**PROBLEM DESCRIPTION:** Count every line of the material that holds the string "логическое". Respond with the total only.

#### RAW DATA ####

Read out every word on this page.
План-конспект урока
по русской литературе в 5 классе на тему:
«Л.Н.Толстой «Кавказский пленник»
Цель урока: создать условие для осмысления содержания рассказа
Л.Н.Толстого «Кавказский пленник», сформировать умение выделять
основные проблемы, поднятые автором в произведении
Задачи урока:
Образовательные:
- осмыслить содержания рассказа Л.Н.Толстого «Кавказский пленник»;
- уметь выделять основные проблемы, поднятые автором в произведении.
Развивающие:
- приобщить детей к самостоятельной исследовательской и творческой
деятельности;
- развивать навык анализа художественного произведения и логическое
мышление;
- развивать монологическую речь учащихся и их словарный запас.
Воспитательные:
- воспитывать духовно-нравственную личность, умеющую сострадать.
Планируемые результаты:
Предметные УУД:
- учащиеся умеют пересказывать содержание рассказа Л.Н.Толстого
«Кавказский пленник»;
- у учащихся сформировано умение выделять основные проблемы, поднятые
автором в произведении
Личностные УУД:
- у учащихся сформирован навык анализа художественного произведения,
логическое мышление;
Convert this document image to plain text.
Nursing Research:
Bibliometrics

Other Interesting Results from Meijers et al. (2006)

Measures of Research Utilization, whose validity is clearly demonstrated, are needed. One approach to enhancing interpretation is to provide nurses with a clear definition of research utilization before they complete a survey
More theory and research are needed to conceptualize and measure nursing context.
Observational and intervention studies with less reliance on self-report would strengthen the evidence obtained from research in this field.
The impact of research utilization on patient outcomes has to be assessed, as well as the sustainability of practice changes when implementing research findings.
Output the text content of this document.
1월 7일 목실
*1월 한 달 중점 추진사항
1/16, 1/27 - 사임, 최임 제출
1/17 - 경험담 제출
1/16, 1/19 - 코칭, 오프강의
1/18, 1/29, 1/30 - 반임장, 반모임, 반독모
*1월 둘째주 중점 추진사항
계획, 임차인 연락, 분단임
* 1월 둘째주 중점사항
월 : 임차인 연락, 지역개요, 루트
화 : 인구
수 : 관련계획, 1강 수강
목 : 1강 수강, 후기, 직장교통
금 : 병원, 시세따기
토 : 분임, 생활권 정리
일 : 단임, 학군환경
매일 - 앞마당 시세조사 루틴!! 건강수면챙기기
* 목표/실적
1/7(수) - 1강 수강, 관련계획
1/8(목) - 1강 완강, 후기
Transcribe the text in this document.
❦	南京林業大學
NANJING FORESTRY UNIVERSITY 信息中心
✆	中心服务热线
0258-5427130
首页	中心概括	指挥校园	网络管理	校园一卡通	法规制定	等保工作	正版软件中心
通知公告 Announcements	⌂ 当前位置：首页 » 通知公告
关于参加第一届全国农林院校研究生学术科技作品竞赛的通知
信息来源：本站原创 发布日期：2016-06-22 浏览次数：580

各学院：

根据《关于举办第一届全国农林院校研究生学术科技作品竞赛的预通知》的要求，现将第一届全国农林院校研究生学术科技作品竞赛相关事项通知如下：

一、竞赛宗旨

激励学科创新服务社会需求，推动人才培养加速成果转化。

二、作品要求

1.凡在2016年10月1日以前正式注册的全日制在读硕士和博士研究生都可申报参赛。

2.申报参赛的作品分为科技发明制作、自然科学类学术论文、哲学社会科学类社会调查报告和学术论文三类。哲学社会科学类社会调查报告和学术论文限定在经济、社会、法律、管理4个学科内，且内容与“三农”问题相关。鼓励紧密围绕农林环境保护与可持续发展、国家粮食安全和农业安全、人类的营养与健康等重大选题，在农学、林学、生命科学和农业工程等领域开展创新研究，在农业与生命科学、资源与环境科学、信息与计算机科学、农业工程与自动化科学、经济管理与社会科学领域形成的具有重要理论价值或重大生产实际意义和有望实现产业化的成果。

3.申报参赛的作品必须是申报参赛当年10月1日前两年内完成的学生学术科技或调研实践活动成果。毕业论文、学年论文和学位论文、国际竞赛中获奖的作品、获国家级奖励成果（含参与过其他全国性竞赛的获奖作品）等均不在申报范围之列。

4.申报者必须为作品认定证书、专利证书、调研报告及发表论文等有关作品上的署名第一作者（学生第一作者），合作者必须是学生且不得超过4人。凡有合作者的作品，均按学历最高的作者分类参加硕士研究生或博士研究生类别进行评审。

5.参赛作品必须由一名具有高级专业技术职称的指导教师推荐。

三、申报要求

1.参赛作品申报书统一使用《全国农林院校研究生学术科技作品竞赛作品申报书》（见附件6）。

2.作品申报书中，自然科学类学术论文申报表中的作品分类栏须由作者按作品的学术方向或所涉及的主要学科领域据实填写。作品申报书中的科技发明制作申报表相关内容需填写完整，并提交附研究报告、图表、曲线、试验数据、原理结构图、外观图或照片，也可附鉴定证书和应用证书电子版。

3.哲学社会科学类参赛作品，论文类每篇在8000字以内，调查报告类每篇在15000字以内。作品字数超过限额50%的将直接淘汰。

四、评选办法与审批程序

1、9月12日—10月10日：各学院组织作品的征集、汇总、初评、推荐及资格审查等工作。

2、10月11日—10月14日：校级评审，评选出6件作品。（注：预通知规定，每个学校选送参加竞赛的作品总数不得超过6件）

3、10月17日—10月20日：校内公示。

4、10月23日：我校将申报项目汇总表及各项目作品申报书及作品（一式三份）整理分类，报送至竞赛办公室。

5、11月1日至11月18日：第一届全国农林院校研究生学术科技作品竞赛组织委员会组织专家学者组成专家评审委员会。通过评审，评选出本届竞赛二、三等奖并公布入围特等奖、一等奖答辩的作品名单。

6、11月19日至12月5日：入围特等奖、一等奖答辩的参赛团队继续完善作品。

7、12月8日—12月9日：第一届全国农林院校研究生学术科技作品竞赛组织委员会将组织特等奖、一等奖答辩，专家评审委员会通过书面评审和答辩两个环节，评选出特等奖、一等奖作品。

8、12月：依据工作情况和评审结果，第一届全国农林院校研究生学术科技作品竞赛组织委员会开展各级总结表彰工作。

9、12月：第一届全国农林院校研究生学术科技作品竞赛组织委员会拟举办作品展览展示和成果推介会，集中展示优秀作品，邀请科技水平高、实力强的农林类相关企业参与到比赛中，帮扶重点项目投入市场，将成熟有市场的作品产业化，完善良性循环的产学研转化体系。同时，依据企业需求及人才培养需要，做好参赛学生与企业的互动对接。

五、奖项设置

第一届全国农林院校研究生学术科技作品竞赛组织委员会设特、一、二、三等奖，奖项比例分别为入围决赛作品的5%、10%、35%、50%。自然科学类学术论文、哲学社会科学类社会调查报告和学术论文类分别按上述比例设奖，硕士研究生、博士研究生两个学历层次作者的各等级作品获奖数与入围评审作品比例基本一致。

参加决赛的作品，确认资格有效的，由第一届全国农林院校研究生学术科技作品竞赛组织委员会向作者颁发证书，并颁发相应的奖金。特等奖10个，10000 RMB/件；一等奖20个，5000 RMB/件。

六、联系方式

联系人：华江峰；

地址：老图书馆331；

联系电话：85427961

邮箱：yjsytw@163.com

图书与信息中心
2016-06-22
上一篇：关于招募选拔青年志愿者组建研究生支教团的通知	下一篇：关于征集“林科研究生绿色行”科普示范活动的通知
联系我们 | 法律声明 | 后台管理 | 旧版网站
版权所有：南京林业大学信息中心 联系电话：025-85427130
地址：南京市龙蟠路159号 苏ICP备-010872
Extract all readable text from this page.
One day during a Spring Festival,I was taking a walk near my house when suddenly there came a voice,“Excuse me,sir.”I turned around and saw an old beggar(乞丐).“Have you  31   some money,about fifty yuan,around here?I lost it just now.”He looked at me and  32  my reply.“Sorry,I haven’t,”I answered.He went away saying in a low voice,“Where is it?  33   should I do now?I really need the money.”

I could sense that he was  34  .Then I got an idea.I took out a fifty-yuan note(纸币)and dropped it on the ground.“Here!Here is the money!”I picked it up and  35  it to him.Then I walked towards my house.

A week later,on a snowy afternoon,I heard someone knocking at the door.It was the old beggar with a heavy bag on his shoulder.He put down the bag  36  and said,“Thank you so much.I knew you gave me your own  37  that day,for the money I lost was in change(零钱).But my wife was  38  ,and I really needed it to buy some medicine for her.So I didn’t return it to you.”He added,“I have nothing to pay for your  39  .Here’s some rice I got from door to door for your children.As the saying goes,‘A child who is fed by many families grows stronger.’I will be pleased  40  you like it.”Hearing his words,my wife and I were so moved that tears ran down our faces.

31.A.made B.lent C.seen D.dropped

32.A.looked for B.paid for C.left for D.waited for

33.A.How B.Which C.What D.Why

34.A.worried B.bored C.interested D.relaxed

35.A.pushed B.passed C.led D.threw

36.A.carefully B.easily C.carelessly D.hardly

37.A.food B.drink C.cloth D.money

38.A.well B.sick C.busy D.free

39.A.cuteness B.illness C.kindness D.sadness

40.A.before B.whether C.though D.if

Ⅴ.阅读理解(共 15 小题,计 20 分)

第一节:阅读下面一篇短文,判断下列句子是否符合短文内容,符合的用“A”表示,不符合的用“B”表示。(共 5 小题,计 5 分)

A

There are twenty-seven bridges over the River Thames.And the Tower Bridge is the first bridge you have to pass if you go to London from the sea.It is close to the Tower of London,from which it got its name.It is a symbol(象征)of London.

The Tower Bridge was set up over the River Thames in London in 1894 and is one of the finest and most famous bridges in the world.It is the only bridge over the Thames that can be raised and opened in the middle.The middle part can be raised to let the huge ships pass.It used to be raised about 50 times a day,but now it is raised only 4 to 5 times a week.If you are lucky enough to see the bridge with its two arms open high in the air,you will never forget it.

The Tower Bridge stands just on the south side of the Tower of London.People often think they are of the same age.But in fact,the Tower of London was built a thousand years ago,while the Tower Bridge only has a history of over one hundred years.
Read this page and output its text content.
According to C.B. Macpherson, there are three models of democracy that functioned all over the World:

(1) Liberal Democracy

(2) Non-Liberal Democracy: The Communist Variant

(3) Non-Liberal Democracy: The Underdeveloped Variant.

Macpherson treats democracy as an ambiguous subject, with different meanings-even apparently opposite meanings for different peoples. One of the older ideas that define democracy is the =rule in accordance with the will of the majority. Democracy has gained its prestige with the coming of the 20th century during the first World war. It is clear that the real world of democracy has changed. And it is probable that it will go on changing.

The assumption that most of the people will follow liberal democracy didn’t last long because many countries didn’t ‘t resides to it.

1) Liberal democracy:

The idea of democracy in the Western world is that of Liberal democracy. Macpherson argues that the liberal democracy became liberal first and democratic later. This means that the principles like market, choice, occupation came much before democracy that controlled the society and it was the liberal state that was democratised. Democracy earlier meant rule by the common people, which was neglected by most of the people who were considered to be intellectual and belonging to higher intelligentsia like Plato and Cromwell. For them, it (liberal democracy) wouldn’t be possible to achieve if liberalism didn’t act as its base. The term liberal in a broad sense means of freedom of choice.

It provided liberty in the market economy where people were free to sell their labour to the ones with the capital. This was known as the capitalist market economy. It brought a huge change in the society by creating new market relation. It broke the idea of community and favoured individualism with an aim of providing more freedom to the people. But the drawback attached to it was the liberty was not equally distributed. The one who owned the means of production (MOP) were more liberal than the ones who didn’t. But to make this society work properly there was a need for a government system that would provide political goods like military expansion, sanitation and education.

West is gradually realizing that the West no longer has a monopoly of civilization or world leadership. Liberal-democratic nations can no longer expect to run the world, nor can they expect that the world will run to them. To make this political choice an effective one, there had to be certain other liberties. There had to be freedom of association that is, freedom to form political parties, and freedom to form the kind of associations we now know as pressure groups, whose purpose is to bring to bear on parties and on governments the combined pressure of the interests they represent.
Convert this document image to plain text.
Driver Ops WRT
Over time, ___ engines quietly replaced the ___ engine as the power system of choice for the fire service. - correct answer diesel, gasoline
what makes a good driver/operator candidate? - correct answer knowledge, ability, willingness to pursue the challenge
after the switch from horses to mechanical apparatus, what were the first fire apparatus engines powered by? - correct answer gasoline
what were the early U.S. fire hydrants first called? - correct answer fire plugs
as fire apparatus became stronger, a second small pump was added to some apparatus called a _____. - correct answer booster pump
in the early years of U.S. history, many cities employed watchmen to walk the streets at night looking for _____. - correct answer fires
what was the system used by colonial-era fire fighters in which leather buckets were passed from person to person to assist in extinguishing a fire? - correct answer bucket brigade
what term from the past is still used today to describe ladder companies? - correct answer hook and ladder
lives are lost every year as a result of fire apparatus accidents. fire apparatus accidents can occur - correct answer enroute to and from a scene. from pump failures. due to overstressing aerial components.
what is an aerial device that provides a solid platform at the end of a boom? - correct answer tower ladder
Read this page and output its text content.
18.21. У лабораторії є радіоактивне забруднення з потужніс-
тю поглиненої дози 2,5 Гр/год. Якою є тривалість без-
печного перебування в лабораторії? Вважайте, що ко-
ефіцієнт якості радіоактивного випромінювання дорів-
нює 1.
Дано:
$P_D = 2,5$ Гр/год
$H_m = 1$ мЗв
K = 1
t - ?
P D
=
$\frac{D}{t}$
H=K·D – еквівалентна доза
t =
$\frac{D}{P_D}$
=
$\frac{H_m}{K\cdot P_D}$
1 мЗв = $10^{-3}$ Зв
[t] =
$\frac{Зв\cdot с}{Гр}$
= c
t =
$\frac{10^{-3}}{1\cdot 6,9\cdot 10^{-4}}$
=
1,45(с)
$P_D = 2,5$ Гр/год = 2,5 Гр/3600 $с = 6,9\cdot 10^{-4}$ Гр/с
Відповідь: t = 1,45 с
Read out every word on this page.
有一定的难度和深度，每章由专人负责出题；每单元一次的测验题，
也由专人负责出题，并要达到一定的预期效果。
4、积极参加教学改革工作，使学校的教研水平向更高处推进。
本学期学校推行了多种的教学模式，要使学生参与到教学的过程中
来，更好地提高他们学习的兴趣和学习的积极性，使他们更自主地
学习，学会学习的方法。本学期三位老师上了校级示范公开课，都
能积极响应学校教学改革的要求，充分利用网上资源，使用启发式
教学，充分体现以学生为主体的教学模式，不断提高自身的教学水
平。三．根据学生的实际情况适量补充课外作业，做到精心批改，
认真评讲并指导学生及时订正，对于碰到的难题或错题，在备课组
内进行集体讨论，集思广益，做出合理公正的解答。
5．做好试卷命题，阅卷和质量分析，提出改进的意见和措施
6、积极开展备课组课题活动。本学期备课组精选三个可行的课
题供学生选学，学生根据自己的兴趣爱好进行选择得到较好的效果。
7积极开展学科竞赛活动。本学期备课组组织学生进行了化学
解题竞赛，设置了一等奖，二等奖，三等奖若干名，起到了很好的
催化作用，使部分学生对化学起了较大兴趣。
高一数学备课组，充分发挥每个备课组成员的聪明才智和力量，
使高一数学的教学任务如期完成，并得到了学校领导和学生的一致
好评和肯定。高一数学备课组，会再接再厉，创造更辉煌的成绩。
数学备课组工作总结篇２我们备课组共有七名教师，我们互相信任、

####

**FULL OUTPUT:** 2